-- begin --

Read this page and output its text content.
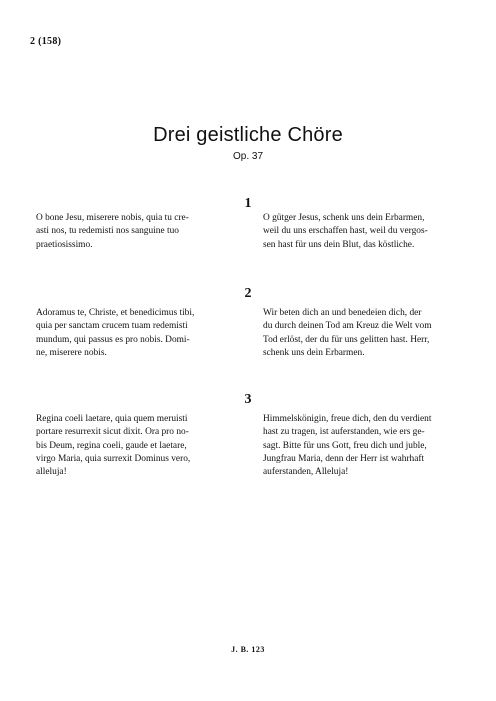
2 (158)
Drei geistliche Chöre
Op. 37
1
O bone Jesu, miserere nobis, quia tu cre-
asti nos, tu redemisti nos sanguine tuo
praetiosissimo.
O gütger Jesus, schenk uns dein Erbarmen,
weil du uns erschaffen hast, weil du vergos-
sen hast für uns dein Blut, das köstliche.
2
Adoramus te, Christe, et benedicimus tibi,
quia per sanctam crucem tuam redemisti
mundum, qui passus es pro nobis. Domi-
ne, miserere nobis.
Wir beten dich an und benedeien dich, der
du durch deinen Tod am Kreuz die Welt vom
Tod erlöst, der du für uns gelitten hast. Herr,
schenk uns dein Erbarmen.
3
Regina coeli laetare, quia quem meruisti
portare resurrexit sicut dixit. Ora pro no-
bis Deum, regina coeli, gaude et laetare,
virgo Maria, quia surrexit Dominus vero,
alleluja!
Himmelskönigin, freue dich, den du verdient
hast zu tragen, ist auferstanden, wie ers ge-
sagt. Bitte für uns Gott, freu dich und juble,
Jungfrau Maria, denn der Herr ist wahrhaft
auferstanden, Alleluja!
J. B. 123
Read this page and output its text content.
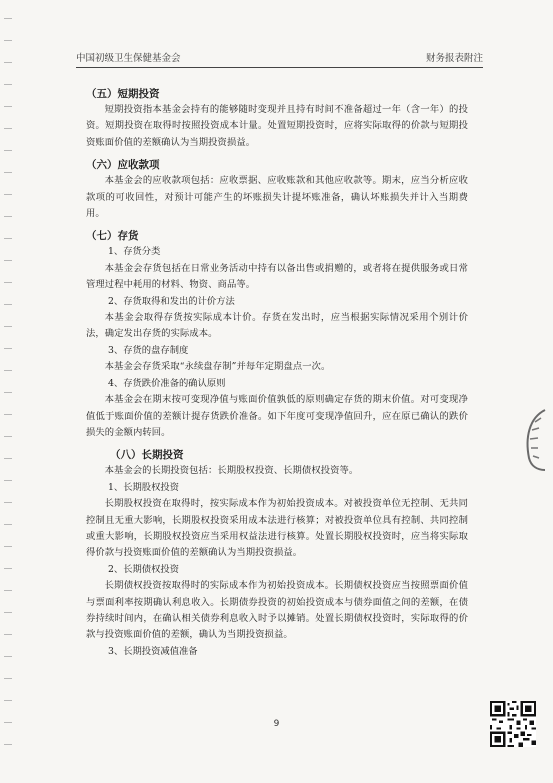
中国初级卫生保健基金会	财务报表附注
（五）短期投资

短期投资指本基金会持有的能够随时变现并且持有时间不准备超过一年（含一年）的投资。短期投资在取得时按照投资成本计量。处置短期投资时，应将实际取得的价款与短期投资账面价值的差额确认为当期投资损益。

（六）应收款项

本基金会的应收款项包括：应收票据、应收账款和其他应收款等。期末，应当分析应收款项的可收回性，对预计可能产生的坏账损失计提坏账准备，确认坏账损失并计入当期费用。

（七）存货

1、存货分类

本基金会存货包括在日常业务活动中持有以备出售或捐赠的，或者将在提供服务或日常管理过程中耗用的材料、物资、商品等。

2、存货取得和发出的计价方法

本基金会取得存货按实际成本计价。存货在发出时，应当根据实际情况采用个别计价法，确定发出存货的实际成本。

3、存货的盘存制度

本基金会存货采取“永续盘存制”并每年定期盘点一次。

4、存货跌价准备的确认原则

本基金会在期末按可变现净值与账面价值孰低的原则确定存货的期末价值。对可变现净值低于账面价值的差额计提存货跌价准备。如下年度可变现净值回升，应在原已确认的跌价损失的金额内转回。

（八）长期投资

本基金会的长期投资包括：长期股权投资、长期债权投资等。

1、长期股权投资

长期股权投资在取得时，按实际成本作为初始投资成本。对被投资单位无控制、无共同控制且无重大影响，长期股权投资采用成本法进行核算；对被投资单位具有控制、共同控制或重大影响，长期股权投资应当采用权益法进行核算。处置长期股权投资时，应当将实际取得价款与投资账面价值的差额确认为当期投资损益。

2、长期债权投资

长期债权投资按取得时的实际成本作为初始投资成本。长期债权投资应当按照票面价值与票面利率按期确认利息收入。长期债券投资的初始投资成本与债券面值之间的差额，在债券持续时间内，在确认相关债券利息收入时予以摊销。处置长期债权投资时，实际取得的价款与投资账面价值的差额，确认为当期投资损益。

3、长期投资减值准备

9
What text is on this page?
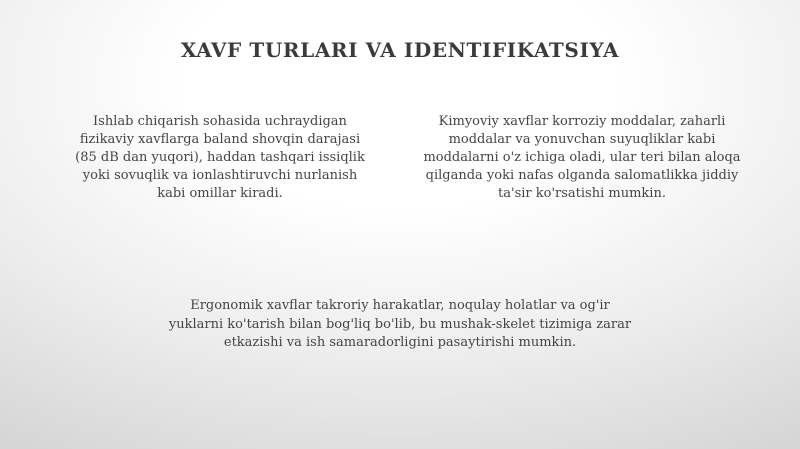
XAVF TURLARI VA IDENTIFIKATSIYA
Ishlab chiqarish sohasida uchraydigan
fizikaviy xavflarga baland shovqin darajasi
(85 dB dan yuqori), haddan tashqari issiqlik
yoki sovuqlik va ionlashtiruvchi nurlanish
kabi omillar kiradi.
Kimyoviy xavflar korroziy moddalar, zaharli
moddalar va yonuvchan suyuqliklar kabi
moddalarni o'z ichiga oladi, ular teri bilan aloqa
qilganda yoki nafas olganda salomatlikka jiddiy
ta'sir ko'rsatishi mumkin.
Ergonomik xavflar takroriy harakatlar, noqulay holatlar va og'ir
yuklarni ko'tarish bilan bog'liq bo'lib, bu mushak-skelet tizimiga zarar
etkazishi va ish samaradorligini pasaytirishi mumkin.
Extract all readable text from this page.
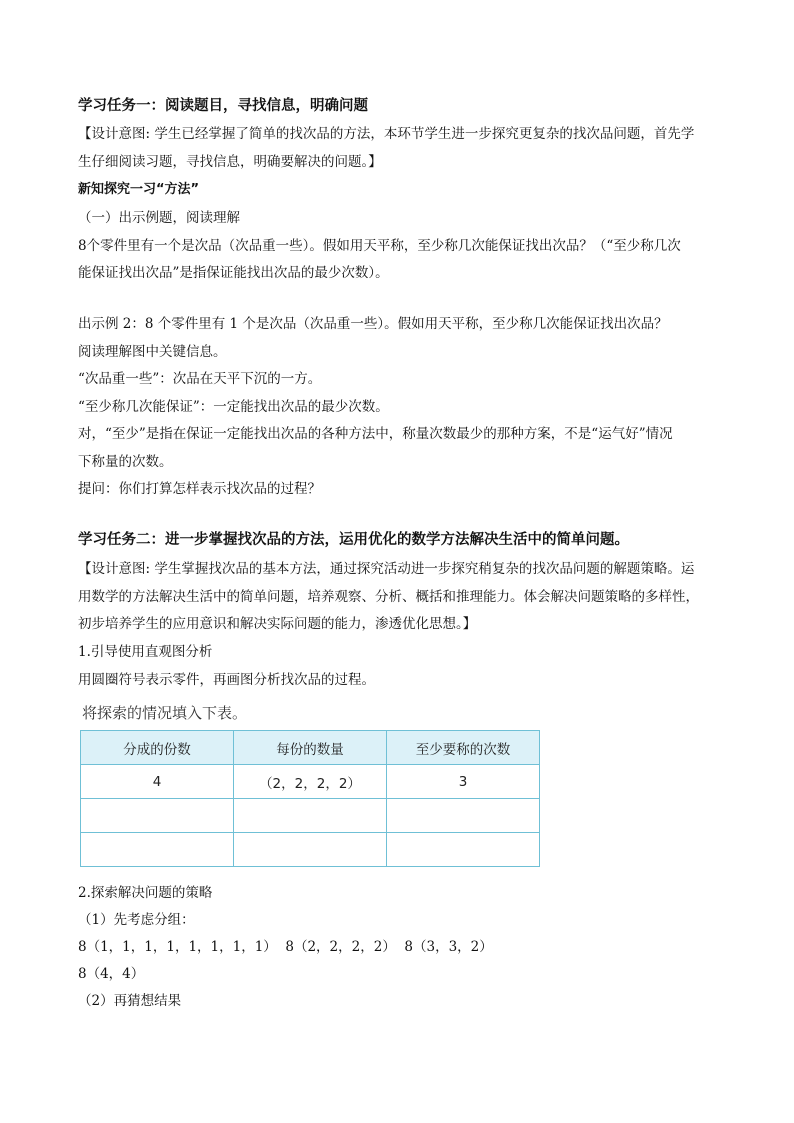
学习任务一：阅读题目，寻找信息，明确问题
【设计意图: 学生已经掌握了简单的找次品的方法，本环节学生进一步探究更复杂的找次品问题，首先学
生仔细阅读习题，寻找信息，明确要解决的问题。】
新知探究一习“方法”
（一）出示例题，阅读理解
8个零件里有一个是次品（次品重一些）。假如用天平称，至少称几次能保证找出次品？（“至少称几次
能保证找出次品”是指保证能找出次品的最少次数）。
出示例 2：8 个零件里有 1 个是次品（次品重一些）。假如用天平称，至少称几次能保证找出次品？
阅读理解图中关键信息。
“次品重一些”：次品在天平下沉的一方。
“至少称几次能保证”：一定能找出次品的最少次数。
对，“至少”是指在保证一定能找出次品的各种方法中，称量次数最少的那种方案，不是“运气好”情况
下称量的次数。
提问：你们打算怎样表示找次品的过程？
学习任务二：进一步掌握找次品的方法，运用优化的数学方法解决生活中的简单问题。
【设计意图: 学生掌握找次品的基本方法，通过探究活动进一步探究稍复杂的找次品问题的解题策略。运
用数学的方法解决生活中的简单问题，培养观察、分析、概括和推理能力。体会解决问题策略的多样性，
初步培养学生的应用意识和解决实际问题的能力，渗透优化思想。】
1.引导使用直观图分析
用圆圈符号表示零件，再画图分析找次品的过程。
将探索的情况填入下表。
分成的份数	每份的数量	至少要称的次数
4	（2，2，2，2）	3

2.探索解决问题的策略
（1）先考虑分组：
8（1，1，1，1，1，1，1，1）  8（2，2，2，2）  8（3，3，2）
8（4，4）
（2）再猜想结果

-- end --

*Exercise:* Everything from the line containing "Extract all readable text from this page." through the last line of the entries is to be output exactly as written, minus any pictures.

*Written response:*
Extract all readable text from this page.
学习任务一：阅读题目，寻找信息，明确问题
【设计意图: 学生已经掌握了简单的找次品的方法，本环节学生进一步探究更复杂的找次品问题，首先学
生仔细阅读习题，寻找信息，明确要解决的问题。】
新知探究一习“方法”
（一）出示例题，阅读理解
8个零件里有一个是次品（次品重一些）。假如用天平称，至少称几次能保证找出次品？（“至少称几次
能保证找出次品”是指保证能找出次品的最少次数）。
出示例 2：8 个零件里有 1 个是次品（次品重一些）。假如用天平称，至少称几次能保证找出次品？
阅读理解图中关键信息。
“次品重一些”：次品在天平下沉的一方。
“至少称几次能保证”：一定能找出次品的最少次数。
对，“至少”是指在保证一定能找出次品的各种方法中，称量次数最少的那种方案，不是“运气好”情况
下称量的次数。
提问：你们打算怎样表示找次品的过程？
学习任务二：进一步掌握找次品的方法，运用优化的数学方法解决生活中的简单问题。
【设计意图: 学生掌握找次品的基本方法，通过探究活动进一步探究稍复杂的找次品问题的解题策略。运
用数学的方法解决生活中的简单问题，培养观察、分析、概括和推理能力。体会解决问题策略的多样性，
初步培养学生的应用意识和解决实际问题的能力，渗透优化思想。】
1.引导使用直观图分析
用圆圈符号表示零件，再画图分析找次品的过程。
将探索的情况填入下表。
分成的份数	每份的数量	至少要称的次数
4	（2，2，2，2）	3

2.探索解决问题的策略
（1）先考虑分组：
8（1，1，1，1，1，1，1，1）  8（2，2，2，2）  8（3，3，2）
8（4，4）
（2）再猜想结果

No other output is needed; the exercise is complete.